▶ **Short task**:
Repeat the records below exactly, leaving out any pictures.
-=-=-=-=-
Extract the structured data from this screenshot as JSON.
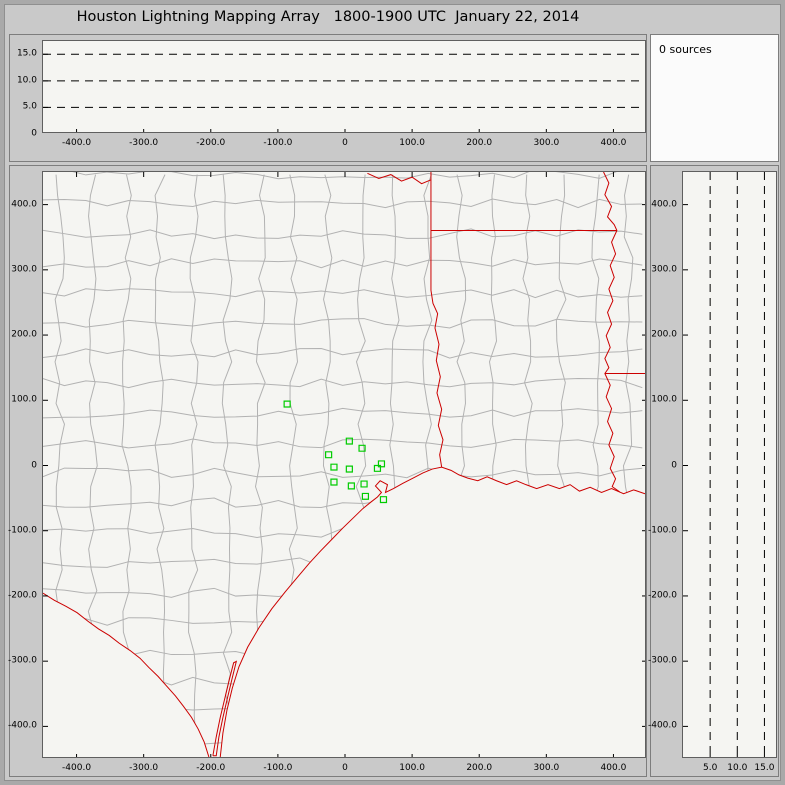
{
  "title": "Houston Lightning Mapping Array   1800-1900 UTC  January 22, 2014",
  "sources_panel": {
    "label": "0 sources"
  },
  "colors": {
    "background": "#c9c9c9",
    "plot_bg": "#f5f5f2",
    "county_line": "#b2b2b2",
    "state_line": "#cc0000",
    "station": "#00cc00",
    "gridline": "#000000",
    "text": "#000000"
  },
  "chart_data": [
    {
      "id": "altitude_vs_ew_distance",
      "type": "scatter",
      "xlim": [
        -450,
        450
      ],
      "ylim": [
        0,
        17.5
      ],
      "xticks": [
        {
          "v": -400,
          "label": "-400.0"
        },
        {
          "v": -300,
          "label": "-300.0"
        },
        {
          "v": -200,
          "label": "-200.0"
        },
        {
          "v": -100,
          "label": "-100.0"
        },
        {
          "v": 0,
          "label": "0"
        },
        {
          "v": 100,
          "label": "100.0"
        },
        {
          "v": 200,
          "label": "200.0"
        },
        {
          "v": 300,
          "label": "300.0"
        },
        {
          "v": 400,
          "label": "400.0"
        }
      ],
      "yticks": [
        {
          "v": 15,
          "label": "15.0"
        },
        {
          "v": 10,
          "label": "10.0"
        },
        {
          "v": 5,
          "label": "5.0"
        },
        {
          "v": 0,
          "label": "0"
        }
      ],
      "hlines": [
        5,
        10,
        15
      ],
      "points": []
    },
    {
      "id": "plan_view_map",
      "type": "scatter",
      "xlim": [
        -450,
        450
      ],
      "ylim": [
        -450,
        450
      ],
      "xticks": [
        {
          "v": -400,
          "label": "-400.0"
        },
        {
          "v": -300,
          "label": "-300.0"
        },
        {
          "v": -200,
          "label": "-200.0"
        },
        {
          "v": -100,
          "label": "-100.0"
        },
        {
          "v": 0,
          "label": "0"
        },
        {
          "v": 100,
          "label": "100.0"
        },
        {
          "v": 200,
          "label": "200.0"
        },
        {
          "v": 300,
          "label": "300.0"
        },
        {
          "v": 400,
          "label": "400.0"
        }
      ],
      "yticks": [
        {
          "v": 400,
          "label": "400.0"
        },
        {
          "v": 300,
          "label": "300.0"
        },
        {
          "v": 200,
          "label": "200.0"
        },
        {
          "v": 100,
          "label": "100.0"
        },
        {
          "v": 0,
          "label": "0"
        },
        {
          "v": -100,
          "label": "-100.0"
        },
        {
          "v": -200,
          "label": "-200.0"
        },
        {
          "v": -300,
          "label": "-300.0"
        },
        {
          "v": -400,
          "label": "-400.0"
        }
      ],
      "stations_km": [
        [
          -85,
          93
        ],
        [
          8,
          36
        ],
        [
          27,
          25
        ],
        [
          -23,
          15
        ],
        [
          -15,
          -4
        ],
        [
          8,
          -7
        ],
        [
          50,
          -6
        ],
        [
          56,
          1
        ],
        [
          -15,
          -27
        ],
        [
          11,
          -33
        ],
        [
          30,
          -30
        ],
        [
          32,
          -49
        ],
        [
          59,
          -54
        ]
      ],
      "points": []
    },
    {
      "id": "altitude_vs_ns_distance",
      "type": "scatter",
      "xlim": [
        0,
        17.5
      ],
      "ylim": [
        -450,
        450
      ],
      "xticks": [
        {
          "v": 5,
          "label": "5.0"
        },
        {
          "v": 10,
          "label": "10.0"
        },
        {
          "v": 15,
          "label": "15.0"
        }
      ],
      "yticks": [
        {
          "v": 400,
          "label": "400.0"
        },
        {
          "v": 300,
          "label": "300.0"
        },
        {
          "v": 200,
          "label": "200.0"
        },
        {
          "v": 100,
          "label": "100.0"
        },
        {
          "v": 0,
          "label": "0"
        },
        {
          "v": -100,
          "label": "-100.0"
        },
        {
          "v": -200,
          "label": "-200.0"
        },
        {
          "v": -300,
          "label": "-300.0"
        },
        {
          "v": -400,
          "label": "-400.0"
        }
      ],
      "vlines": [
        5,
        10,
        15
      ],
      "points": []
    }
  ]
}
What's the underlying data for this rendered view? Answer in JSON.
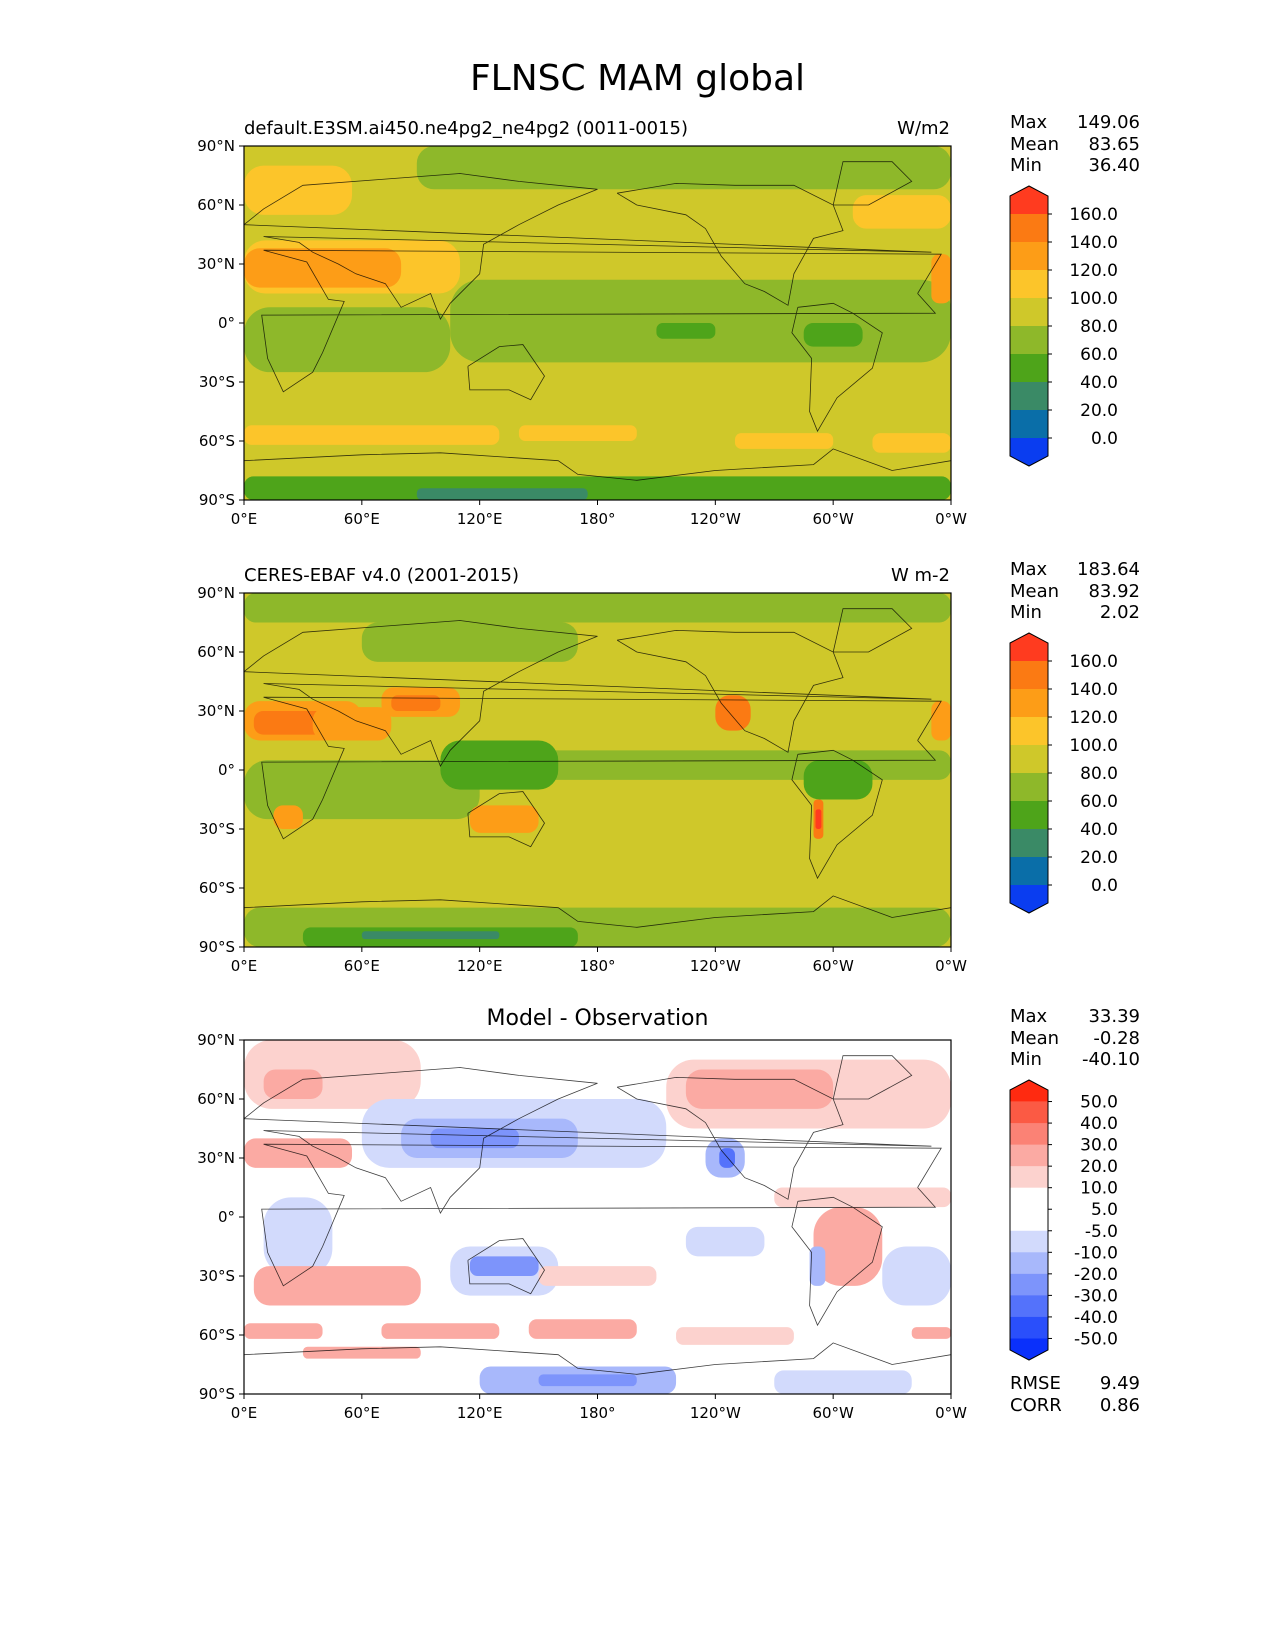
-=-=-=-=-
▶ **Result for this task**:
Extract the structured data from this screenshot as JSON.
{
  "title": "Houston Lightning Mapping Array   1800-1900 UTC  January 22, 2014",
  "sources_panel": {
    "label": "0 sources"
  },
  "colors": {
    "background": "#c9c9c9",
    "plot_bg": "#f5f5f2",
    "county_line": "#b2b2b2",
    "state_line": "#cc0000",
    "station": "#00cc00",
    "gridline": "#000000",
    "text": "#000000"
  },
  "chart_data": [
    {
      "id": "altitude_vs_ew_distance",
      "type": "scatter",
      "xlim": [
        -450,
        450
      ],
      "ylim": [
        0,
        17.5
      ],
      "xticks": [
        {
          "v": -400,
          "label": "-400.0"
        },
        {
          "v": -300,
          "label": "-300.0"
        },
        {
          "v": -200,
          "label": "-200.0"
        },
        {
          "v": -100,
          "label": "-100.0"
        },
        {
          "v": 0,
          "label": "0"
        },
        {
          "v": 100,
          "label": "100.0"
        },
        {
          "v": 200,
          "label": "200.0"
        },
        {
          "v": 300,
          "label": "300.0"
        },
        {
          "v": 400,
          "label": "400.0"
        }
      ],
      "yticks": [
        {
          "v": 15,
          "label": "15.0"
        },
        {
          "v": 10,
          "label": "10.0"
        },
        {
          "v": 5,
          "label": "5.0"
        },
        {
          "v": 0,
          "label": "0"
        }
      ],
      "hlines": [
        5,
        10,
        15
      ],
      "points": []
    },
    {
      "id": "plan_view_map",
      "type": "scatter",
      "xlim": [
        -450,
        450
      ],
      "ylim": [
        -450,
        450
      ],
      "xticks": [
        {
          "v": -400,
          "label": "-400.0"
        },
        {
          "v": -300,
          "label": "-300.0"
        },
        {
          "v": -200,
          "label": "-200.0"
        },
        {
          "v": -100,
          "label": "-100.0"
        },
        {
          "v": 0,
          "label": "0"
        },
        {
          "v": 100,
          "label": "100.0"
        },
        {
          "v": 200,
          "label": "200.0"
        },
        {
          "v": 300,
          "label": "300.0"
        },
        {
          "v": 400,
          "label": "400.0"
        }
      ],
      "yticks": [
        {
          "v": 400,
          "label": "400.0"
        },
        {
          "v": 300,
          "label": "300.0"
        },
        {
          "v": 200,
          "label": "200.0"
        },
        {
          "v": 100,
          "label": "100.0"
        },
        {
          "v": 0,
          "label": "0"
        },
        {
          "v": -100,
          "label": "-100.0"
        },
        {
          "v": -200,
          "label": "-200.0"
        },
        {
          "v": -300,
          "label": "-300.0"
        },
        {
          "v": -400,
          "label": "-400.0"
        }
      ],
      "stations_km": [
        [
          -85,
          93
        ],
        [
          8,
          36
        ],
        [
          27,
          25
        ],
        [
          -23,
          15
        ],
        [
          -15,
          -4
        ],
        [
          8,
          -7
        ],
        [
          50,
          -6
        ],
        [
          56,
          1
        ],
        [
          -15,
          -27
        ],
        [
          11,
          -33
        ],
        [
          30,
          -30
        ],
        [
          32,
          -49
        ],
        [
          59,
          -54
        ]
      ],
      "points": []
    },
    {
      "id": "altitude_vs_ns_distance",
      "type": "scatter",
      "xlim": [
        0,
        17.5
      ],
      "ylim": [
        -450,
        450
      ],
      "xticks": [
        {
          "v": 5,
          "label": "5.0"
        },
        {
          "v": 10,
          "label": "10.0"
        },
        {
          "v": 15,
          "label": "15.0"
        }
      ],
      "yticks": [
        {
          "v": 400,
          "label": "400.0"
        },
        {
          "v": 300,
          "label": "300.0"
        },
        {
          "v": 200,
          "label": "200.0"
        },
        {
          "v": 100,
          "label": "100.0"
        },
        {
          "v": 0,
          "label": "0"
        },
        {
          "v": -100,
          "label": "-100.0"
        },
        {
          "v": -200,
          "label": "-200.0"
        },
        {
          "v": -300,
          "label": "-300.0"
        },
        {
          "v": -400,
          "label": "-400.0"
        }
      ],
      "vlines": [
        5,
        10,
        15
      ],
      "points": []
    }
  ]
}
What's the underlying data for this rendered view? Answer in JSON.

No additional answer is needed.